START TASK MATERIAL
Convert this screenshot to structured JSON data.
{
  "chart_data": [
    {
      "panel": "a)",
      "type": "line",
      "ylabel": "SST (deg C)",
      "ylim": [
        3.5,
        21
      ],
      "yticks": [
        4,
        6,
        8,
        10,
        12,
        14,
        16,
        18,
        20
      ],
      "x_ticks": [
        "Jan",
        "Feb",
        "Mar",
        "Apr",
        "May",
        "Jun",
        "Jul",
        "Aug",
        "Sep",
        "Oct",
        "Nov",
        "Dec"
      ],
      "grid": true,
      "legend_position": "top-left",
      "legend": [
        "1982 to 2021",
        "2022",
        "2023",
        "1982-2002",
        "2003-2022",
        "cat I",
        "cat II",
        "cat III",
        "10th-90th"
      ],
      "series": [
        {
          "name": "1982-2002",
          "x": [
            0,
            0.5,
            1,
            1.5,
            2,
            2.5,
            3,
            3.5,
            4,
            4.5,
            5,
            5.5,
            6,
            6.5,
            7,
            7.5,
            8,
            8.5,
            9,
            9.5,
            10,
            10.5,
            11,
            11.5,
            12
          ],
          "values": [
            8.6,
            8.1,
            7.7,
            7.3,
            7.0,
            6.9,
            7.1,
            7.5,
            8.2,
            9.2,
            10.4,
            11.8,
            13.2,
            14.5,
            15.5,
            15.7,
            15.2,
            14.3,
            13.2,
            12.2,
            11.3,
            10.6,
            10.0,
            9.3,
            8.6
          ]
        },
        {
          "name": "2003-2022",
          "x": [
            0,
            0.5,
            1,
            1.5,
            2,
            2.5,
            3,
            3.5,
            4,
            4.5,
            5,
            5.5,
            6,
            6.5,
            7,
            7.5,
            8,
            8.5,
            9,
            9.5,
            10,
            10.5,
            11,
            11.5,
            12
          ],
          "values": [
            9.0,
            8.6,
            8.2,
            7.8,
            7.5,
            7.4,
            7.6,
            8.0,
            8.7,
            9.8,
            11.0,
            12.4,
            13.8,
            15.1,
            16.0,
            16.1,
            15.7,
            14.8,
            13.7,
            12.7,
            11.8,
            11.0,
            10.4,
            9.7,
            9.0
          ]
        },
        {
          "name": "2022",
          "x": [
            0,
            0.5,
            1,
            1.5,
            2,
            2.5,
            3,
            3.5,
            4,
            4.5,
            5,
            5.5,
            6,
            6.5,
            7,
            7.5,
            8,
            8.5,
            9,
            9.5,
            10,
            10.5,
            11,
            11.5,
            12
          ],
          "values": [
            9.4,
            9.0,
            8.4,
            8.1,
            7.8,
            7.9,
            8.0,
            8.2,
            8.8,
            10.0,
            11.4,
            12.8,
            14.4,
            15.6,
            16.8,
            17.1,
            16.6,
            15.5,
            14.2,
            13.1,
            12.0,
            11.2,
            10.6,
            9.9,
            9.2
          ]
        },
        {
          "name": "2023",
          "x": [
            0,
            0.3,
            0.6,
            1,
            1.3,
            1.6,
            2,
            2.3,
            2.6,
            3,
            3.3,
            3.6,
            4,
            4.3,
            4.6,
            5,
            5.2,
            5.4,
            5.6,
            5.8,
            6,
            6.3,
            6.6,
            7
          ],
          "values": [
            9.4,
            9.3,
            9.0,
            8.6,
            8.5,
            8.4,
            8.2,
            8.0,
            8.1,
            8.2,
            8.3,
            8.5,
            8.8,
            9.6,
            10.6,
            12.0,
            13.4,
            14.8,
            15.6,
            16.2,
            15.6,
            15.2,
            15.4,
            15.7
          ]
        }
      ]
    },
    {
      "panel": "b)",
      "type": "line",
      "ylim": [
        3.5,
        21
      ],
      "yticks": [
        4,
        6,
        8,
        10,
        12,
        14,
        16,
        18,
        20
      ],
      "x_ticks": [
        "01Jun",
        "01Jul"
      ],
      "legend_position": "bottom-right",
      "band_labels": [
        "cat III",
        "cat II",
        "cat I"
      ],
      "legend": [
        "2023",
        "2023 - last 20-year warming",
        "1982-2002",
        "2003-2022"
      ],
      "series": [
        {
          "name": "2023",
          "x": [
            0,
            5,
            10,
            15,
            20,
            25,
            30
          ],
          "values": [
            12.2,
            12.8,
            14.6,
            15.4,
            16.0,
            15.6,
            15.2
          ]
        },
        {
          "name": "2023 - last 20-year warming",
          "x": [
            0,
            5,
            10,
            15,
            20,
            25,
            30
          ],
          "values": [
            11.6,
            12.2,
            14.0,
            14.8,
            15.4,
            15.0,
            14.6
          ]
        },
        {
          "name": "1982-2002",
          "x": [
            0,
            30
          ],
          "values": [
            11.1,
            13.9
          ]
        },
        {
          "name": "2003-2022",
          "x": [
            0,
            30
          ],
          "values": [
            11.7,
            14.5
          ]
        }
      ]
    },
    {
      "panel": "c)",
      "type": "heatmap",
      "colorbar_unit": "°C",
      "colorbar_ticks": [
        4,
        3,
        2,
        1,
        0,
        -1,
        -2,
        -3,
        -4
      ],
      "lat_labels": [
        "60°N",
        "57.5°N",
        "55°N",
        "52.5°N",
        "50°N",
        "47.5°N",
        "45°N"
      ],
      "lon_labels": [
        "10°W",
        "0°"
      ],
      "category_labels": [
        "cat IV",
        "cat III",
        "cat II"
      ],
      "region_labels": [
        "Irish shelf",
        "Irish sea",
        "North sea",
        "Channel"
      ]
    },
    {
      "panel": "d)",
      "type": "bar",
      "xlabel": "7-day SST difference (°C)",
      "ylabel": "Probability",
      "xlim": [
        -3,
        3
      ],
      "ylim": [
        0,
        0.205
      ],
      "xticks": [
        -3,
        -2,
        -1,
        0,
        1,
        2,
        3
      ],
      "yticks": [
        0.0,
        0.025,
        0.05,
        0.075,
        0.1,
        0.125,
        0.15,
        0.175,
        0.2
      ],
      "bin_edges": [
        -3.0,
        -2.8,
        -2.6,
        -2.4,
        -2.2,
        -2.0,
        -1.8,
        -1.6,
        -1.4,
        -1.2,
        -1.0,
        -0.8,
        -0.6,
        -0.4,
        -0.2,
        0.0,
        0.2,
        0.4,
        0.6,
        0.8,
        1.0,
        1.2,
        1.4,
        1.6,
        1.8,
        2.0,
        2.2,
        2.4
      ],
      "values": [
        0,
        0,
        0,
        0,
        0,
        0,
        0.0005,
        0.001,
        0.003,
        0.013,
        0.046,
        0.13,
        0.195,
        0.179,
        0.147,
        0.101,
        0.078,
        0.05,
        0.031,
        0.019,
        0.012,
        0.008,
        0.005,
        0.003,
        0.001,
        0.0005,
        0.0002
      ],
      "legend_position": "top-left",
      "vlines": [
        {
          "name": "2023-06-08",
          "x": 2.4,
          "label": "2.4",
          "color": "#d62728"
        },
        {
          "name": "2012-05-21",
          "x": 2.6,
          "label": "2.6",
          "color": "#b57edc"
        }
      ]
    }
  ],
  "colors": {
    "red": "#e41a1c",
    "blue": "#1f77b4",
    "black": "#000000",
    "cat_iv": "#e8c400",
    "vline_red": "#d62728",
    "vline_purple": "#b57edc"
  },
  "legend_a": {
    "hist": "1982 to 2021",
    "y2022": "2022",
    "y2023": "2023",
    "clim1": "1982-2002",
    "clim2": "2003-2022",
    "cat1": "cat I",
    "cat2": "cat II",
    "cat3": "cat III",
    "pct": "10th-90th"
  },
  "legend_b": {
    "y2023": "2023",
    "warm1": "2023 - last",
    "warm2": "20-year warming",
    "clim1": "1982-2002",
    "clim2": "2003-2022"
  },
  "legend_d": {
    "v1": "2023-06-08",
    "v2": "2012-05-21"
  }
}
END TASK MATERIAL
TASK DIRECTIONS
Output the data above exactly, please, line for line.

EXERCISE RESPONSE
Convert this screenshot to structured JSON data.
{
  "chart_data": [
    {
      "panel": "a)",
      "type": "line",
      "ylabel": "SST (deg C)",
      "ylim": [
        3.5,
        21
      ],
      "yticks": [
        4,
        6,
        8,
        10,
        12,
        14,
        16,
        18,
        20
      ],
      "x_ticks": [
        "Jan",
        "Feb",
        "Mar",
        "Apr",
        "May",
        "Jun",
        "Jul",
        "Aug",
        "Sep",
        "Oct",
        "Nov",
        "Dec"
      ],
      "grid": true,
      "legend_position": "top-left",
      "legend": [
        "1982 to 2021",
        "2022",
        "2023",
        "1982-2002",
        "2003-2022",
        "cat I",
        "cat II",
        "cat III",
        "10th-90th"
      ],
      "series": [
        {
          "name": "1982-2002",
          "x": [
            0,
            0.5,
            1,
            1.5,
            2,
            2.5,
            3,
            3.5,
            4,
            4.5,
            5,
            5.5,
            6,
            6.5,
            7,
            7.5,
            8,
            8.5,
            9,
            9.5,
            10,
            10.5,
            11,
            11.5,
            12
          ],
          "values": [
            8.6,
            8.1,
            7.7,
            7.3,
            7.0,
            6.9,
            7.1,
            7.5,
            8.2,
            9.2,
            10.4,
            11.8,
            13.2,
            14.5,
            15.5,
            15.7,
            15.2,
            14.3,
            13.2,
            12.2,
            11.3,
            10.6,
            10.0,
            9.3,
            8.6
          ]
        },
        {
          "name": "2003-2022",
          "x": [
            0,
            0.5,
            1,
            1.5,
            2,
            2.5,
            3,
            3.5,
            4,
            4.5,
            5,
            5.5,
            6,
            6.5,
            7,
            7.5,
            8,
            8.5,
            9,
            9.5,
            10,
            10.5,
            11,
            11.5,
            12
          ],
          "values": [
            9.0,
            8.6,
            8.2,
            7.8,
            7.5,
            7.4,
            7.6,
            8.0,
            8.7,
            9.8,
            11.0,
            12.4,
            13.8,
            15.1,
            16.0,
            16.1,
            15.7,
            14.8,
            13.7,
            12.7,
            11.8,
            11.0,
            10.4,
            9.7,
            9.0
          ]
        },
        {
          "name": "2022",
          "x": [
            0,
            0.5,
            1,
            1.5,
            2,
            2.5,
            3,
            3.5,
            4,
            4.5,
            5,
            5.5,
            6,
            6.5,
            7,
            7.5,
            8,
            8.5,
            9,
            9.5,
            10,
            10.5,
            11,
            11.5,
            12
          ],
          "values": [
            9.4,
            9.0,
            8.4,
            8.1,
            7.8,
            7.9,
            8.0,
            8.2,
            8.8,
            10.0,
            11.4,
            12.8,
            14.4,
            15.6,
            16.8,
            17.1,
            16.6,
            15.5,
            14.2,
            13.1,
            12.0,
            11.2,
            10.6,
            9.9,
            9.2
          ]
        },
        {
          "name": "2023",
          "x": [
            0,
            0.3,
            0.6,
            1,
            1.3,
            1.6,
            2,
            2.3,
            2.6,
            3,
            3.3,
            3.6,
            4,
            4.3,
            4.6,
            5,
            5.2,
            5.4,
            5.6,
            5.8,
            6,
            6.3,
            6.6,
            7
          ],
          "values": [
            9.4,
            9.3,
            9.0,
            8.6,
            8.5,
            8.4,
            8.2,
            8.0,
            8.1,
            8.2,
            8.3,
            8.5,
            8.8,
            9.6,
            10.6,
            12.0,
            13.4,
            14.8,
            15.6,
            16.2,
            15.6,
            15.2,
            15.4,
            15.7
          ]
        }
      ]
    },
    {
      "panel": "b)",
      "type": "line",
      "ylim": [
        3.5,
        21
      ],
      "yticks": [
        4,
        6,
        8,
        10,
        12,
        14,
        16,
        18,
        20
      ],
      "x_ticks": [
        "01Jun",
        "01Jul"
      ],
      "legend_position": "bottom-right",
      "band_labels": [
        "cat III",
        "cat II",
        "cat I"
      ],
      "legend": [
        "2023",
        "2023 - last 20-year warming",
        "1982-2002",
        "2003-2022"
      ],
      "series": [
        {
          "name": "2023",
          "x": [
            0,
            5,
            10,
            15,
            20,
            25,
            30
          ],
          "values": [
            12.2,
            12.8,
            14.6,
            15.4,
            16.0,
            15.6,
            15.2
          ]
        },
        {
          "name": "2023 - last 20-year warming",
          "x": [
            0,
            5,
            10,
            15,
            20,
            25,
            30
          ],
          "values": [
            11.6,
            12.2,
            14.0,
            14.8,
            15.4,
            15.0,
            14.6
          ]
        },
        {
          "name": "1982-2002",
          "x": [
            0,
            30
          ],
          "values": [
            11.1,
            13.9
          ]
        },
        {
          "name": "2003-2022",
          "x": [
            0,
            30
          ],
          "values": [
            11.7,
            14.5
          ]
        }
      ]
    },
    {
      "panel": "c)",
      "type": "heatmap",
      "colorbar_unit": "°C",
      "colorbar_ticks": [
        4,
        3,
        2,
        1,
        0,
        -1,
        -2,
        -3,
        -4
      ],
      "lat_labels": [
        "60°N",
        "57.5°N",
        "55°N",
        "52.5°N",
        "50°N",
        "47.5°N",
        "45°N"
      ],
      "lon_labels": [
        "10°W",
        "0°"
      ],
      "category_labels": [
        "cat IV",
        "cat III",
        "cat II"
      ],
      "region_labels": [
        "Irish shelf",
        "Irish sea",
        "North sea",
        "Channel"
      ]
    },
    {
      "panel": "d)",
      "type": "bar",
      "xlabel": "7-day SST difference (°C)",
      "ylabel": "Probability",
      "xlim": [
        -3,
        3
      ],
      "ylim": [
        0,
        0.205
      ],
      "xticks": [
        -3,
        -2,
        -1,
        0,
        1,
        2,
        3
      ],
      "yticks": [
        0.0,
        0.025,
        0.05,
        0.075,
        0.1,
        0.125,
        0.15,
        0.175,
        0.2
      ],
      "bin_edges": [
        -3.0,
        -2.8,
        -2.6,
        -2.4,
        -2.2,
        -2.0,
        -1.8,
        -1.6,
        -1.4,
        -1.2,
        -1.0,
        -0.8,
        -0.6,
        -0.4,
        -0.2,
        0.0,
        0.2,
        0.4,
        0.6,
        0.8,
        1.0,
        1.2,
        1.4,
        1.6,
        1.8,
        2.0,
        2.2,
        2.4
      ],
      "values": [
        0,
        0,
        0,
        0,
        0,
        0,
        0.0005,
        0.001,
        0.003,
        0.013,
        0.046,
        0.13,
        0.195,
        0.179,
        0.147,
        0.101,
        0.078,
        0.05,
        0.031,
        0.019,
        0.012,
        0.008,
        0.005,
        0.003,
        0.001,
        0.0005,
        0.0002
      ],
      "legend_position": "top-left",
      "vlines": [
        {
          "name": "2023-06-08",
          "x": 2.4,
          "label": "2.4",
          "color": "#d62728"
        },
        {
          "name": "2012-05-21",
          "x": 2.6,
          "label": "2.6",
          "color": "#b57edc"
        }
      ]
    }
  ],
  "colors": {
    "red": "#e41a1c",
    "blue": "#1f77b4",
    "black": "#000000",
    "cat_iv": "#e8c400",
    "vline_red": "#d62728",
    "vline_purple": "#b57edc"
  },
  "legend_a": {
    "hist": "1982 to 2021",
    "y2022": "2022",
    "y2023": "2023",
    "clim1": "1982-2002",
    "clim2": "2003-2022",
    "cat1": "cat I",
    "cat2": "cat II",
    "cat3": "cat III",
    "pct": "10th-90th"
  },
  "legend_b": {
    "y2023": "2023",
    "warm1": "2023 - last",
    "warm2": "20-year warming",
    "clim1": "1982-2002",
    "clim2": "2003-2022"
  },
  "legend_d": {
    "v1": "2023-06-08",
    "v2": "2012-05-21"
  }
}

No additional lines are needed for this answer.